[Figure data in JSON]

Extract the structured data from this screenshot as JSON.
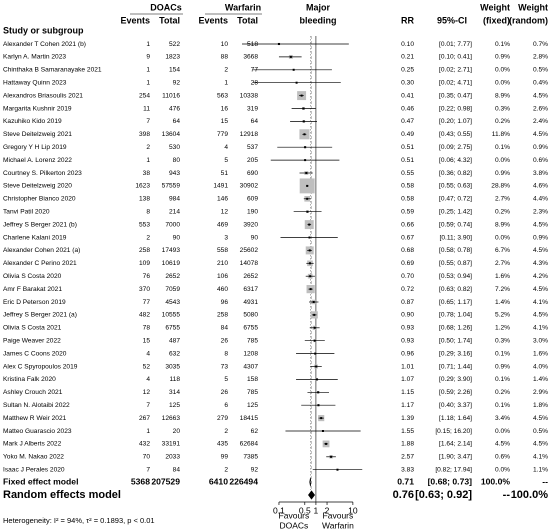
{
  "chart_data": {
    "type": "forest",
    "columns": {
      "study": "Study or subgroup",
      "group1": "DOACs",
      "group2": "Warfarin",
      "events": "Events",
      "total": "Total",
      "outcome": [
        "Major",
        "bleeding"
      ],
      "rr": "RR",
      "ci": "95%-CI",
      "weight": "Weight",
      "fixed": "(fixed)",
      "random": "(random)"
    },
    "xscale": "log",
    "xlim": [
      0.01,
      20
    ],
    "xticks": [
      0.1,
      0.5,
      1,
      2,
      10
    ],
    "null_value": 1,
    "favours_left": [
      "Favours",
      "DOACs"
    ],
    "favours_right": [
      "Favours",
      "Warfarin"
    ],
    "square_color": "#bfbfbf",
    "rows": [
      {
        "study": "Alexander T Cohen 2021 (b)",
        "e1": 1,
        "n1": 522,
        "e2": 10,
        "n2": 518,
        "rr": 0.1,
        "rr_label": "0.10",
        "ci": [
          0.01,
          7.77
        ],
        "ci_label": "[0.01; 7.77]",
        "wf": 0.1,
        "wf_label": "0.1%",
        "wr": "0.7%"
      },
      {
        "study": "Karlyn A. Martin 2023",
        "e1": 9,
        "n1": 1823,
        "e2": 88,
        "n2": 3668,
        "rr": 0.21,
        "rr_label": "0.21",
        "ci": [
          0.1,
          0.41
        ],
        "ci_label": "[0.10; 0.41]",
        "wf": 0.9,
        "wf_label": "0.9%",
        "wr": "2.8%"
      },
      {
        "study": "Chinthaka B Samaranayake 2021",
        "e1": 1,
        "n1": 154,
        "e2": 2,
        "n2": 77,
        "rr": 0.25,
        "rr_label": "0.25",
        "ci": [
          0.02,
          2.71
        ],
        "ci_label": "[0.02; 2.71]",
        "wf": 0.0,
        "wf_label": "0.0%",
        "wr": "0.5%"
      },
      {
        "study": "Hattaway Quinn 2023",
        "e1": 1,
        "n1": 92,
        "e2": 1,
        "n2": 28,
        "rr": 0.3,
        "rr_label": "0.30",
        "ci": [
          0.02,
          4.71
        ],
        "ci_label": "[0.02; 4.71]",
        "wf": 0.0,
        "wf_label": "0.0%",
        "wr": "0.4%"
      },
      {
        "study": "Alexandros Briasoulis 2021",
        "e1": 254,
        "n1": 11016,
        "e2": 563,
        "n2": 10338,
        "rr": 0.41,
        "rr_label": "0.41",
        "ci": [
          0.35,
          0.47
        ],
        "ci_label": "[0.35; 0.47]",
        "wf": 8.9,
        "wf_label": "8.9%",
        "wr": "4.5%"
      },
      {
        "study": "Margarita Kushnir 2019",
        "e1": 11,
        "n1": 476,
        "e2": 16,
        "n2": 319,
        "rr": 0.46,
        "rr_label": "0.46",
        "ci": [
          0.22,
          0.98
        ],
        "ci_label": "[0.22; 0.98]",
        "wf": 0.3,
        "wf_label": "0.3%",
        "wr": "2.6%"
      },
      {
        "study": "Kazuhiko Kido 2019",
        "e1": 7,
        "n1": 64,
        "e2": 15,
        "n2": 64,
        "rr": 0.47,
        "rr_label": "0.47",
        "ci": [
          0.2,
          1.07
        ],
        "ci_label": "[0.20; 1.07]",
        "wf": 0.2,
        "wf_label": "0.2%",
        "wr": "2.4%"
      },
      {
        "study": "Steve Deitelzweig 2021",
        "e1": 398,
        "n1": 13604,
        "e2": 779,
        "n2": 12918,
        "rr": 0.49,
        "rr_label": "0.49",
        "ci": [
          0.43,
          0.55
        ],
        "ci_label": "[0.43; 0.55]",
        "wf": 11.8,
        "wf_label": "11.8%",
        "wr": "4.5%"
      },
      {
        "study": "Gregory Y H Lip 2019",
        "e1": 2,
        "n1": 530,
        "e2": 4,
        "n2": 537,
        "rr": 0.51,
        "rr_label": "0.51",
        "ci": [
          0.09,
          2.75
        ],
        "ci_label": "[0.09; 2.75]",
        "wf": 0.1,
        "wf_label": "0.1%",
        "wr": "0.9%"
      },
      {
        "study": "Michael A. Lorenz 2022",
        "e1": 1,
        "n1": 80,
        "e2": 5,
        "n2": 205,
        "rr": 0.51,
        "rr_label": "0.51",
        "ci": [
          0.06,
          4.32
        ],
        "ci_label": "[0.06; 4.32]",
        "wf": 0.0,
        "wf_label": "0.0%",
        "wr": "0.6%"
      },
      {
        "study": "Courtney S. Pilkerton 2023",
        "e1": 38,
        "n1": 943,
        "e2": 51,
        "n2": 690,
        "rr": 0.55,
        "rr_label": "0.55",
        "ci": [
          0.36,
          0.82
        ],
        "ci_label": "[0.36; 0.82]",
        "wf": 0.9,
        "wf_label": "0.9%",
        "wr": "3.8%"
      },
      {
        "study": "Steve Deitelzweig 2020",
        "e1": 1623,
        "n1": 57559,
        "e2": 1491,
        "n2": 30902,
        "rr": 0.58,
        "rr_label": "0.58",
        "ci": [
          0.55,
          0.63
        ],
        "ci_label": "[0.55; 0.63]",
        "wf": 28.8,
        "wf_label": "28.8%",
        "wr": "4.6%"
      },
      {
        "study": "Christopher Bianco 2020",
        "e1": 138,
        "n1": 984,
        "e2": 146,
        "n2": 609,
        "rr": 0.58,
        "rr_label": "0.58",
        "ci": [
          0.47,
          0.72
        ],
        "ci_label": "[0.47; 0.72]",
        "wf": 2.7,
        "wf_label": "2.7%",
        "wr": "4.4%"
      },
      {
        "study": "Tanvi Patil 2020",
        "e1": 8,
        "n1": 214,
        "e2": 12,
        "n2": 190,
        "rr": 0.59,
        "rr_label": "0.59",
        "ci": [
          0.25,
          1.42
        ],
        "ci_label": "[0.25; 1.42]",
        "wf": 0.2,
        "wf_label": "0.2%",
        "wr": "2.3%"
      },
      {
        "study": "Jeffrey S Berger 2021 (b)",
        "e1": 553,
        "n1": 7000,
        "e2": 469,
        "n2": 3920,
        "rr": 0.66,
        "rr_label": "0.66",
        "ci": [
          0.59,
          0.74
        ],
        "ci_label": "[0.59; 0.74]",
        "wf": 8.9,
        "wf_label": "8.9%",
        "wr": "4.5%"
      },
      {
        "study": "Charlene Kalani 2019",
        "e1": 2,
        "n1": 90,
        "e2": 3,
        "n2": 90,
        "rr": 0.67,
        "rr_label": "0.67",
        "ci": [
          0.11,
          3.9
        ],
        "ci_label": "[0.11; 3.90]",
        "wf": 0.0,
        "wf_label": "0.0%",
        "wr": "0.9%"
      },
      {
        "study": "Alexander Cohen 2021 (a)",
        "e1": 258,
        "n1": 17493,
        "e2": 558,
        "n2": 25602,
        "rr": 0.68,
        "rr_label": "0.68",
        "ci": [
          0.58,
          0.78
        ],
        "ci_label": "[0.58; 0.78]",
        "wf": 6.7,
        "wf_label": "6.7%",
        "wr": "4.5%"
      },
      {
        "study": "Alexander C Perino 2021",
        "e1": 109,
        "n1": 10619,
        "e2": 210,
        "n2": 14078,
        "rr": 0.69,
        "rr_label": "0.69",
        "ci": [
          0.55,
          0.87
        ],
        "ci_label": "[0.55; 0.87]",
        "wf": 2.7,
        "wf_label": "2.7%",
        "wr": "4.3%"
      },
      {
        "study": "Olivia S Costa 2020",
        "e1": 76,
        "n1": 2652,
        "e2": 106,
        "n2": 2652,
        "rr": 0.7,
        "rr_label": "0.70",
        "ci": [
          0.53,
          0.94
        ],
        "ci_label": "[0.53; 0.94]",
        "wf": 1.6,
        "wf_label": "1.6%",
        "wr": "4.2%"
      },
      {
        "study": "Amr F Barakat 2021",
        "e1": 370,
        "n1": 7059,
        "e2": 460,
        "n2": 6317,
        "rr": 0.72,
        "rr_label": "0.72",
        "ci": [
          0.63,
          0.82
        ],
        "ci_label": "[0.63; 0.82]",
        "wf": 7.2,
        "wf_label": "7.2%",
        "wr": "4.5%"
      },
      {
        "study": "Eric D Peterson 2019",
        "e1": 77,
        "n1": 4543,
        "e2": 96,
        "n2": 4931,
        "rr": 0.87,
        "rr_label": "0.87",
        "ci": [
          0.65,
          1.17
        ],
        "ci_label": "[0.65; 1.17]",
        "wf": 1.4,
        "wf_label": "1.4%",
        "wr": "4.1%"
      },
      {
        "study": "Jeffrey S Berger 2021 (a)",
        "e1": 482,
        "n1": 10555,
        "e2": 258,
        "n2": 5080,
        "rr": 0.9,
        "rr_label": "0.90",
        "ci": [
          0.78,
          1.04
        ],
        "ci_label": "[0.78; 1.04]",
        "wf": 5.2,
        "wf_label": "5.2%",
        "wr": "4.5%"
      },
      {
        "study": "Olivia S Costa 2021",
        "e1": 78,
        "n1": 6755,
        "e2": 84,
        "n2": 6755,
        "rr": 0.93,
        "rr_label": "0.93",
        "ci": [
          0.68,
          1.26
        ],
        "ci_label": "[0.68; 1.26]",
        "wf": 1.2,
        "wf_label": "1.2%",
        "wr": "4.1%"
      },
      {
        "study": "Paige Weaver 2022",
        "e1": 15,
        "n1": 487,
        "e2": 26,
        "n2": 785,
        "rr": 0.93,
        "rr_label": "0.93",
        "ci": [
          0.5,
          1.74
        ],
        "ci_label": "[0.50; 1.74]",
        "wf": 0.3,
        "wf_label": "0.3%",
        "wr": "3.0%"
      },
      {
        "study": "James C Coons 2020",
        "e1": 4,
        "n1": 632,
        "e2": 8,
        "n2": 1208,
        "rr": 0.96,
        "rr_label": "0.96",
        "ci": [
          0.29,
          3.16
        ],
        "ci_label": "[0.29; 3.16]",
        "wf": 0.1,
        "wf_label": "0.1%",
        "wr": "1.6%"
      },
      {
        "study": "Alex C Spyropoulos 2019",
        "e1": 52,
        "n1": 3035,
        "e2": 73,
        "n2": 4307,
        "rr": 1.01,
        "rr_label": "1.01",
        "ci": [
          0.71,
          1.44
        ],
        "ci_label": "[0.71; 1.44]",
        "wf": 0.9,
        "wf_label": "0.9%",
        "wr": "4.0%"
      },
      {
        "study": "Kristina Falk 2020",
        "e1": 4,
        "n1": 118,
        "e2": 5,
        "n2": 158,
        "rr": 1.07,
        "rr_label": "1.07",
        "ci": [
          0.29,
          3.9
        ],
        "ci_label": "[0.29; 3.90]",
        "wf": 0.1,
        "wf_label": "0.1%",
        "wr": "1.4%"
      },
      {
        "study": "Ashley Crouch 2021",
        "e1": 12,
        "n1": 314,
        "e2": 26,
        "n2": 785,
        "rr": 1.15,
        "rr_label": "1.15",
        "ci": [
          0.59,
          2.26
        ],
        "ci_label": "[0.59; 2.26]",
        "wf": 0.2,
        "wf_label": "0.2%",
        "wr": "2.9%"
      },
      {
        "study": "Sultan N. Alotaibi 2022",
        "e1": 7,
        "n1": 125,
        "e2": 6,
        "n2": 125,
        "rr": 1.17,
        "rr_label": "1.17",
        "ci": [
          0.4,
          3.37
        ],
        "ci_label": "[0.40; 3.37]",
        "wf": 0.1,
        "wf_label": "0.1%",
        "wr": "1.8%"
      },
      {
        "study": "Matthew R Weir 2021",
        "e1": 267,
        "n1": 12663,
        "e2": 279,
        "n2": 18415,
        "rr": 1.39,
        "rr_label": "1.39",
        "ci": [
          1.18,
          1.64
        ],
        "ci_label": "[1.18; 1.64]",
        "wf": 3.4,
        "wf_label": "3.4%",
        "wr": "4.5%"
      },
      {
        "study": "Matteo Guarascio 2023",
        "e1": 1,
        "n1": 20,
        "e2": 2,
        "n2": 62,
        "rr": 1.55,
        "rr_label": "1.55",
        "ci": [
          0.15,
          16.2
        ],
        "ci_label": "[0.15; 16.20]",
        "wf": 0.0,
        "wf_label": "0.0%",
        "wr": "0.5%"
      },
      {
        "study": "Mark J Alberts 2022",
        "e1": 432,
        "n1": 33191,
        "e2": 435,
        "n2": 62684,
        "rr": 1.88,
        "rr_label": "1.88",
        "ci": [
          1.64,
          2.14
        ],
        "ci_label": "[1.64; 2.14]",
        "wf": 4.5,
        "wf_label": "4.5%",
        "wr": "4.5%"
      },
      {
        "study": "Yoko M. Nakao 2022",
        "e1": 70,
        "n1": 2033,
        "e2": 99,
        "n2": 7385,
        "rr": 2.57,
        "rr_label": "2.57",
        "ci": [
          1.9,
          3.47
        ],
        "ci_label": "[1.90; 3.47]",
        "wf": 0.6,
        "wf_label": "0.6%",
        "wr": "4.1%"
      },
      {
        "study": "Isaac J Perales 2020",
        "e1": 7,
        "n1": 84,
        "e2": 2,
        "n2": 92,
        "rr": 3.83,
        "rr_label": "3.83",
        "ci": [
          0.82,
          17.94
        ],
        "ci_label": "[0.82; 17.94]",
        "wf": 0.0,
        "wf_label": "0.0%",
        "wr": "1.1%"
      }
    ],
    "fixed": {
      "label": "Fixed effect model",
      "e1": 5368,
      "n1": 207529,
      "e2": 6410,
      "n2": 226494,
      "rr": 0.71,
      "rr_label": "0.71",
      "ci": [
        0.68,
        0.73
      ],
      "ci_label": "[0.68; 0.73]",
      "wf": "100.0%",
      "wr": "--"
    },
    "random": {
      "label": "Random effects model",
      "rr": 0.76,
      "rr_label": "0.76",
      "ci": [
        0.63,
        0.92
      ],
      "ci_label": "[0.63; 0.92]",
      "wf": "--",
      "wr": "100.0%"
    },
    "heterogeneity": "Heterogeneity: I² = 94%, τ² = 0.1893, p < 0.01"
  }
}
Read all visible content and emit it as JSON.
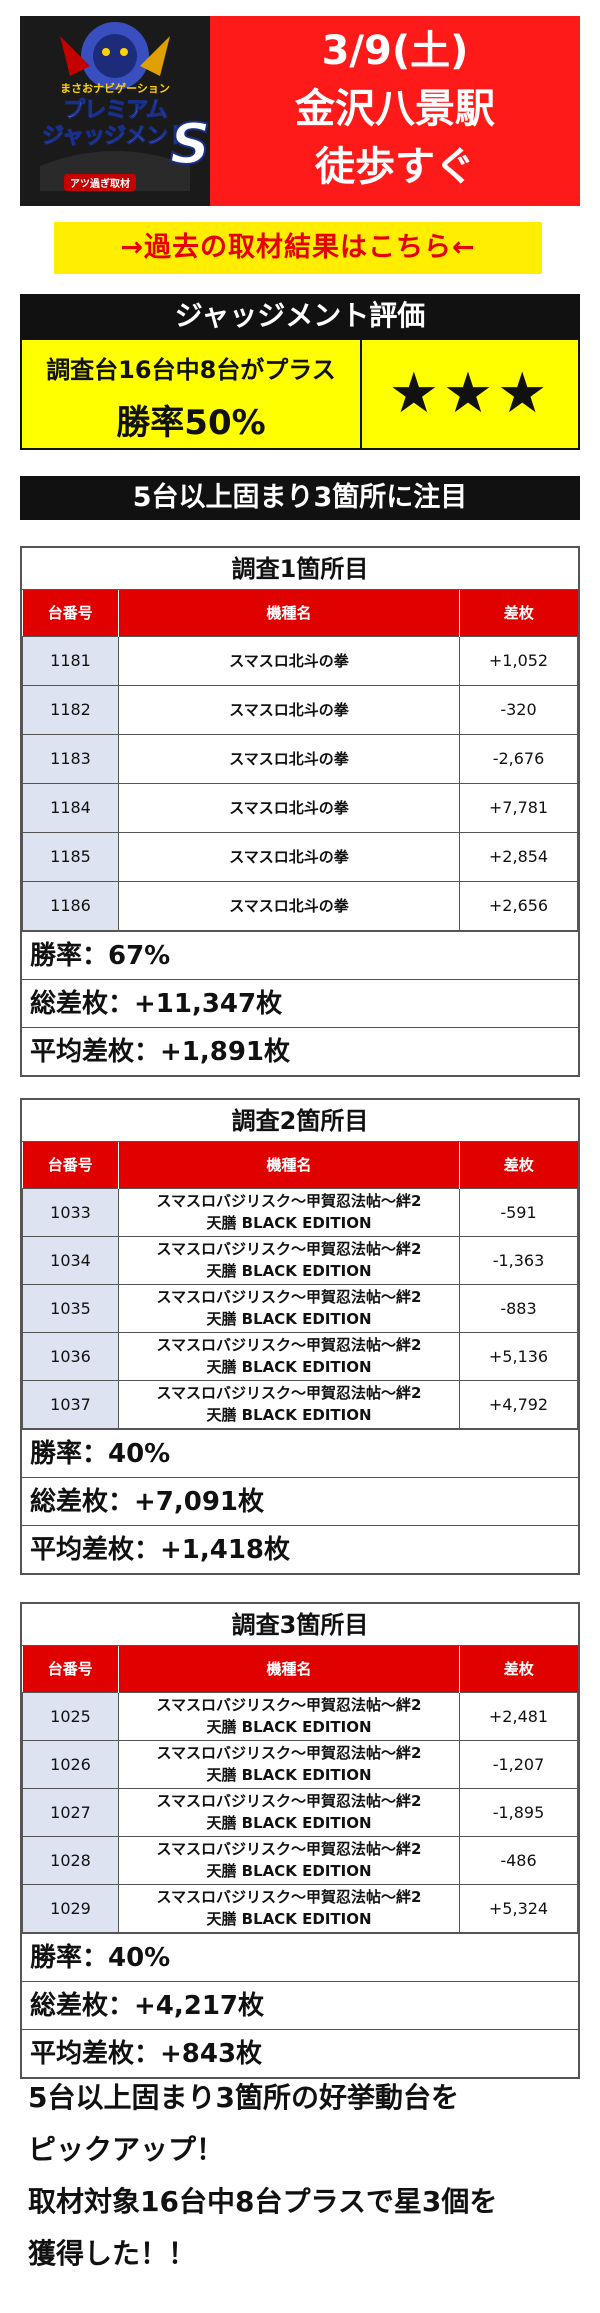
{
  "header": {
    "logo_sub": "まさおナビゲーション",
    "logo_main_1": "プレミアム",
    "logo_main_2": "ジャッジメント",
    "logo_s": "S",
    "logo_tag": "アツ過ぎ取材",
    "date": "3/9(土)",
    "station": "金沢八景駅",
    "walk": "徒歩すぐ"
  },
  "past_link": "→過去の取材結果はこちら←",
  "judgement": {
    "title": "ジャッジメント評価",
    "line1": "調査台16台中8台がプラス",
    "line2": "勝率50%",
    "stars": "★★★"
  },
  "focus": "5台以上固まり3箇所に注目",
  "columns": [
    "台番号",
    "機種名",
    "差枚"
  ],
  "survey1": {
    "title": "調査1箇所目",
    "rows": [
      {
        "no": "1181",
        "name": "スマスロ北斗の拳",
        "diff": "+1,052"
      },
      {
        "no": "1182",
        "name": "スマスロ北斗の拳",
        "diff": "-320"
      },
      {
        "no": "1183",
        "name": "スマスロ北斗の拳",
        "diff": "-2,676"
      },
      {
        "no": "1184",
        "name": "スマスロ北斗の拳",
        "diff": "+7,781"
      },
      {
        "no": "1185",
        "name": "スマスロ北斗の拳",
        "diff": "+2,854"
      },
      {
        "no": "1186",
        "name": "スマスロ北斗の拳",
        "diff": "+2,656"
      }
    ],
    "winrate": "勝率：67%",
    "total": "総差枚：+11,347枚",
    "avg": "平均差枚：+1,891枚"
  },
  "survey2": {
    "title": "調査2箇所目",
    "rows": [
      {
        "no": "1033",
        "name1": "スマスロバジリスク～甲賀忍法帖～絆2",
        "name2": "天膳 BLACK EDITION",
        "diff": "-591"
      },
      {
        "no": "1034",
        "name1": "スマスロバジリスク～甲賀忍法帖～絆2",
        "name2": "天膳 BLACK EDITION",
        "diff": "-1,363"
      },
      {
        "no": "1035",
        "name1": "スマスロバジリスク～甲賀忍法帖～絆2",
        "name2": "天膳 BLACK EDITION",
        "diff": "-883"
      },
      {
        "no": "1036",
        "name1": "スマスロバジリスク～甲賀忍法帖～絆2",
        "name2": "天膳 BLACK EDITION",
        "diff": "+5,136"
      },
      {
        "no": "1037",
        "name1": "スマスロバジリスク～甲賀忍法帖～絆2",
        "name2": "天膳 BLACK EDITION",
        "diff": "+4,792"
      }
    ],
    "winrate": "勝率：40%",
    "total": "総差枚：+7,091枚",
    "avg": "平均差枚：+1,418枚"
  },
  "survey3": {
    "title": "調査3箇所目",
    "rows": [
      {
        "no": "1025",
        "name1": "スマスロバジリスク～甲賀忍法帖～絆2",
        "name2": "天膳 BLACK EDITION",
        "diff": "+2,481"
      },
      {
        "no": "1026",
        "name1": "スマスロバジリスク～甲賀忍法帖～絆2",
        "name2": "天膳 BLACK EDITION",
        "diff": "-1,207"
      },
      {
        "no": "1027",
        "name1": "スマスロバジリスク～甲賀忍法帖～絆2",
        "name2": "天膳 BLACK EDITION",
        "diff": "-1,895"
      },
      {
        "no": "1028",
        "name1": "スマスロバジリスク～甲賀忍法帖～絆2",
        "name2": "天膳 BLACK EDITION",
        "diff": "-486"
      },
      {
        "no": "1029",
        "name1": "スマスロバジリスク～甲賀忍法帖～絆2",
        "name2": "天膳 BLACK EDITION",
        "diff": "+5,324"
      }
    ],
    "winrate": "勝率：40%",
    "total": "総差枚：+4,217枚",
    "avg": "平均差枚：+843枚"
  },
  "bottom": {
    "line1": "5台以上固まり3箇所の好挙動台を",
    "line2": "ピックアップ！",
    "line3": "取材対象16台中8台プラスで星3個を",
    "line4": "獲得した！！"
  },
  "colors": {
    "header_red": "#ff1a1a",
    "table_red": "#e10000",
    "highlight_yellow": "#ffff00",
    "link_red": "#e60000",
    "number_cell": "#dde3f1"
  }
}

## Short task
Copy out all lines that carry the word "平均差枚".

## The solution
    "avg": "平均差枚：+1,891枚"
    "avg": "平均差枚：+1,418枚"
    "avg": "平均差枚：+843枚"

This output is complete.